# Your goal
Give the data below again exactly as written, without its pictures.

#### Given records

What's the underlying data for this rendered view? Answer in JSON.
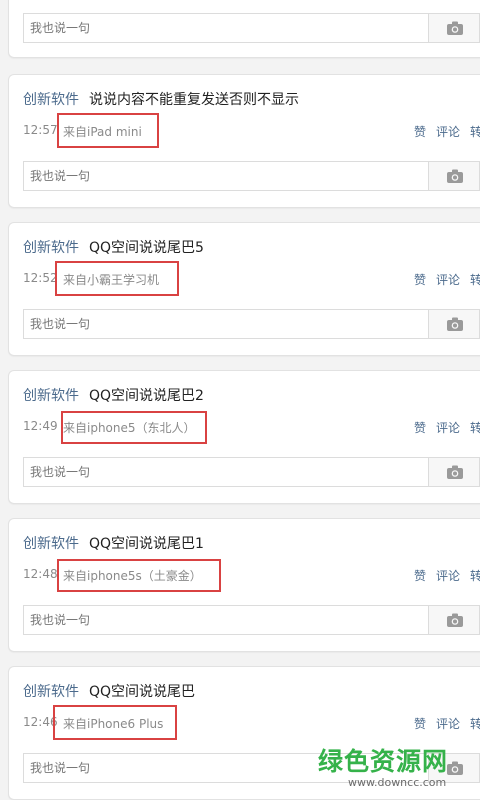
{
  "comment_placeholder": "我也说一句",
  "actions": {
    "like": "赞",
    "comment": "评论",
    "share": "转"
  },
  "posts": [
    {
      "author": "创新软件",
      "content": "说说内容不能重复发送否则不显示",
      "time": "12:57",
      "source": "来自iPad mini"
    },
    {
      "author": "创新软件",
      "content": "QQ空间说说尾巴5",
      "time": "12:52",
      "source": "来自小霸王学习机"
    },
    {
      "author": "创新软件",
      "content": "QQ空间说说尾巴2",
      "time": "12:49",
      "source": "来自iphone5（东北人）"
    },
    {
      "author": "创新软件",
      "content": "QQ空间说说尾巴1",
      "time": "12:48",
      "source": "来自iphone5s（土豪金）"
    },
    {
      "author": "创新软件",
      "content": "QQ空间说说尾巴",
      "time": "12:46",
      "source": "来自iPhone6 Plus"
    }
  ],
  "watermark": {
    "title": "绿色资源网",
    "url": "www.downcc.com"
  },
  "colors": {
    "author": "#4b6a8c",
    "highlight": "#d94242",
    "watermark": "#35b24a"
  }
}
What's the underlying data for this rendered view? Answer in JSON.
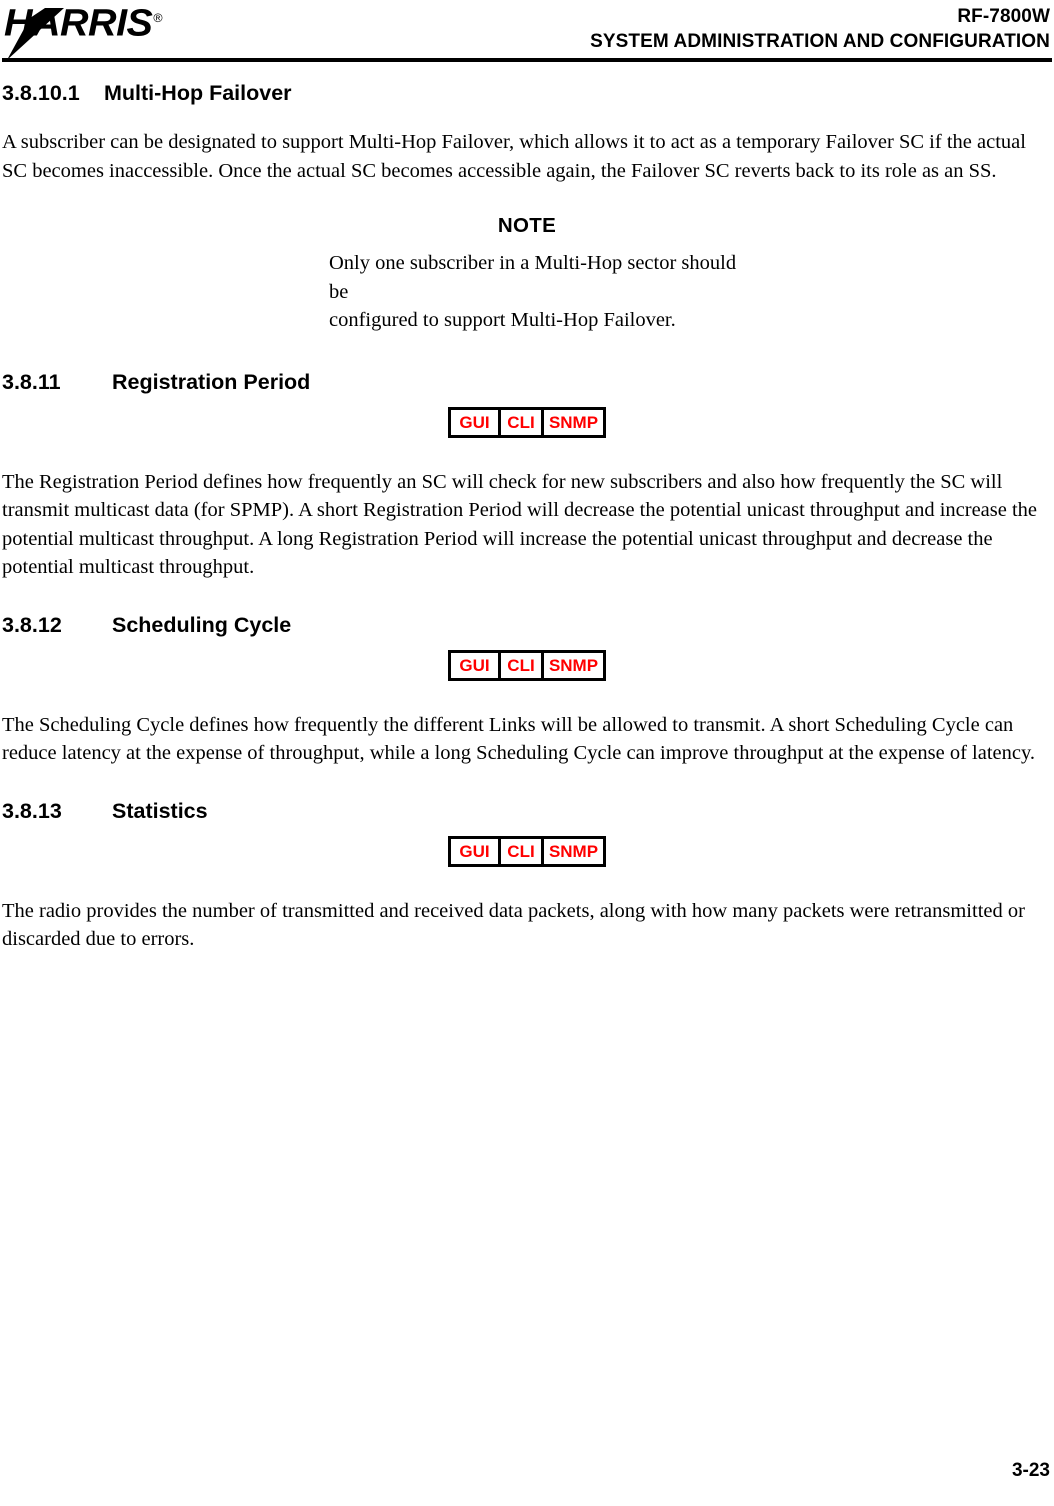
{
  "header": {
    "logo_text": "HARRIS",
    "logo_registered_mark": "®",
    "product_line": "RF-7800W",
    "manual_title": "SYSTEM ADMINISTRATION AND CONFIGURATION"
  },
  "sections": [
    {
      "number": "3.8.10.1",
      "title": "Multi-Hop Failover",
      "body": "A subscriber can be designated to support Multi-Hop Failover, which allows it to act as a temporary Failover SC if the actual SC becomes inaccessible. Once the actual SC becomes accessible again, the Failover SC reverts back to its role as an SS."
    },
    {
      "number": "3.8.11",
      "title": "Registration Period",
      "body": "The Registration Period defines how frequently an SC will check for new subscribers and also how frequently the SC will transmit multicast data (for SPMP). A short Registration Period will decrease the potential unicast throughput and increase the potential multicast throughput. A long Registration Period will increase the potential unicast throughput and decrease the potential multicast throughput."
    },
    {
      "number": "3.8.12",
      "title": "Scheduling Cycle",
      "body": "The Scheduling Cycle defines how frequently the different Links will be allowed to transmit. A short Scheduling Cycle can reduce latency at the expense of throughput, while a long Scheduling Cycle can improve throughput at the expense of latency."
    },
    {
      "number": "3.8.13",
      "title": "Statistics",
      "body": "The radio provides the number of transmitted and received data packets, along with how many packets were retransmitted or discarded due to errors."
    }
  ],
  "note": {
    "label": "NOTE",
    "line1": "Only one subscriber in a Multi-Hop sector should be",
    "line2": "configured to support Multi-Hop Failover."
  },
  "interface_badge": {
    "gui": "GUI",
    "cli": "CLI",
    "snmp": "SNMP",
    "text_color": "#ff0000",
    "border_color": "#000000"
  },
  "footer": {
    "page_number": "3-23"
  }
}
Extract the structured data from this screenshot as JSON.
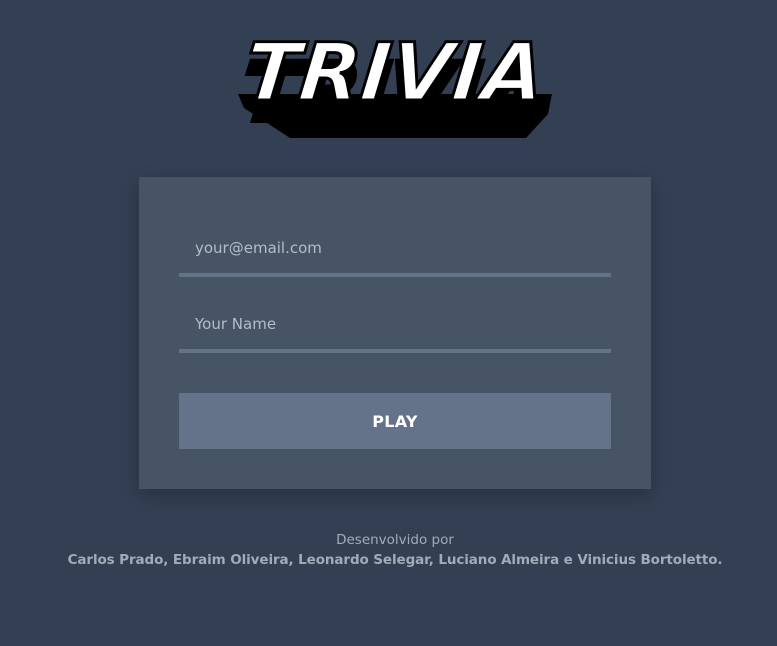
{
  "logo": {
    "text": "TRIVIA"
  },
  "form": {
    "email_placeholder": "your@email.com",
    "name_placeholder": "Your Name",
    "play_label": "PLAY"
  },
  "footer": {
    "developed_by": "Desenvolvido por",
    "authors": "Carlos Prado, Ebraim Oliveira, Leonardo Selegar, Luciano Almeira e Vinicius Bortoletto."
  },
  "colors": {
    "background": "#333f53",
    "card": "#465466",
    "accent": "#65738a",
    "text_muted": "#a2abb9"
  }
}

########

# Final result
What's the underlying data for this rendered view? Answer in JSON.
{
  "comment_placeholder": "我也说一句",
  "actions": {
    "like": "赞",
    "comment": "评论",
    "share": "转"
  },
  "posts": [
    {
      "author": "创新软件",
      "content": "说说内容不能重复发送否则不显示",
      "time": "12:57",
      "source": "来自iPad mini"
    },
    {
      "author": "创新软件",
      "content": "QQ空间说说尾巴5",
      "time": "12:52",
      "source": "来自小霸王学习机"
    },
    {
      "author": "创新软件",
      "content": "QQ空间说说尾巴2",
      "time": "12:49",
      "source": "来自iphone5（东北人）"
    },
    {
      "author": "创新软件",
      "content": "QQ空间说说尾巴1",
      "time": "12:48",
      "source": "来自iphone5s（土豪金）"
    },
    {
      "author": "创新软件",
      "content": "QQ空间说说尾巴",
      "time": "12:46",
      "source": "来自iPhone6 Plus"
    }
  ],
  "watermark": {
    "title": "绿色资源网",
    "url": "www.downcc.com"
  },
  "colors": {
    "author": "#4b6a8c",
    "highlight": "#d94242",
    "watermark": "#35b24a"
  }
}
What's the underlying data for this rendered view? Answer in JSON.
{
  "header": {
    "logo_text": "HARRIS",
    "logo_registered_mark": "®",
    "product_line": "RF-7800W",
    "manual_title": "SYSTEM ADMINISTRATION AND CONFIGURATION"
  },
  "sections": [
    {
      "number": "3.8.10.1",
      "title": "Multi-Hop Failover",
      "body": "A subscriber can be designated to support Multi-Hop Failover, which allows it to act as a temporary Failover SC if the actual SC becomes inaccessible. Once the actual SC becomes accessible again, the Failover SC reverts back to its role as an SS."
    },
    {
      "number": "3.8.11",
      "title": "Registration Period",
      "body": "The Registration Period defines how frequently an SC will check for new subscribers and also how frequently the SC will transmit multicast data (for SPMP). A short Registration Period will decrease the potential unicast throughput and increase the potential multicast throughput. A long Registration Period will increase the potential unicast throughput and decrease the potential multicast throughput."
    },
    {
      "number": "3.8.12",
      "title": "Scheduling Cycle",
      "body": "The Scheduling Cycle defines how frequently the different Links will be allowed to transmit. A short Scheduling Cycle can reduce latency at the expense of throughput, while a long Scheduling Cycle can improve throughput at the expense of latency."
    },
    {
      "number": "3.8.13",
      "title": "Statistics",
      "body": "The radio provides the number of transmitted and received data packets, along with how many packets were retransmitted or discarded due to errors."
    }
  ],
  "note": {
    "label": "NOTE",
    "line1": "Only one subscriber in a Multi-Hop sector should be",
    "line2": "configured to support Multi-Hop Failover."
  },
  "interface_badge": {
    "gui": "GUI",
    "cli": "CLI",
    "snmp": "SNMP",
    "text_color": "#ff0000",
    "border_color": "#000000"
  },
  "footer": {
    "page_number": "3-23"
  }
}
Extract the structured data from this screenshot as JSON.
{
  "logo": {
    "text": "TRIVIA"
  },
  "form": {
    "email_placeholder": "your@email.com",
    "name_placeholder": "Your Name",
    "play_label": "PLAY"
  },
  "footer": {
    "developed_by": "Desenvolvido por",
    "authors": "Carlos Prado, Ebraim Oliveira, Leonardo Selegar, Luciano Almeira e Vinicius Bortoletto."
  },
  "colors": {
    "background": "#333f53",
    "card": "#465466",
    "accent": "#65738a",
    "text_muted": "#a2abb9"
  }
}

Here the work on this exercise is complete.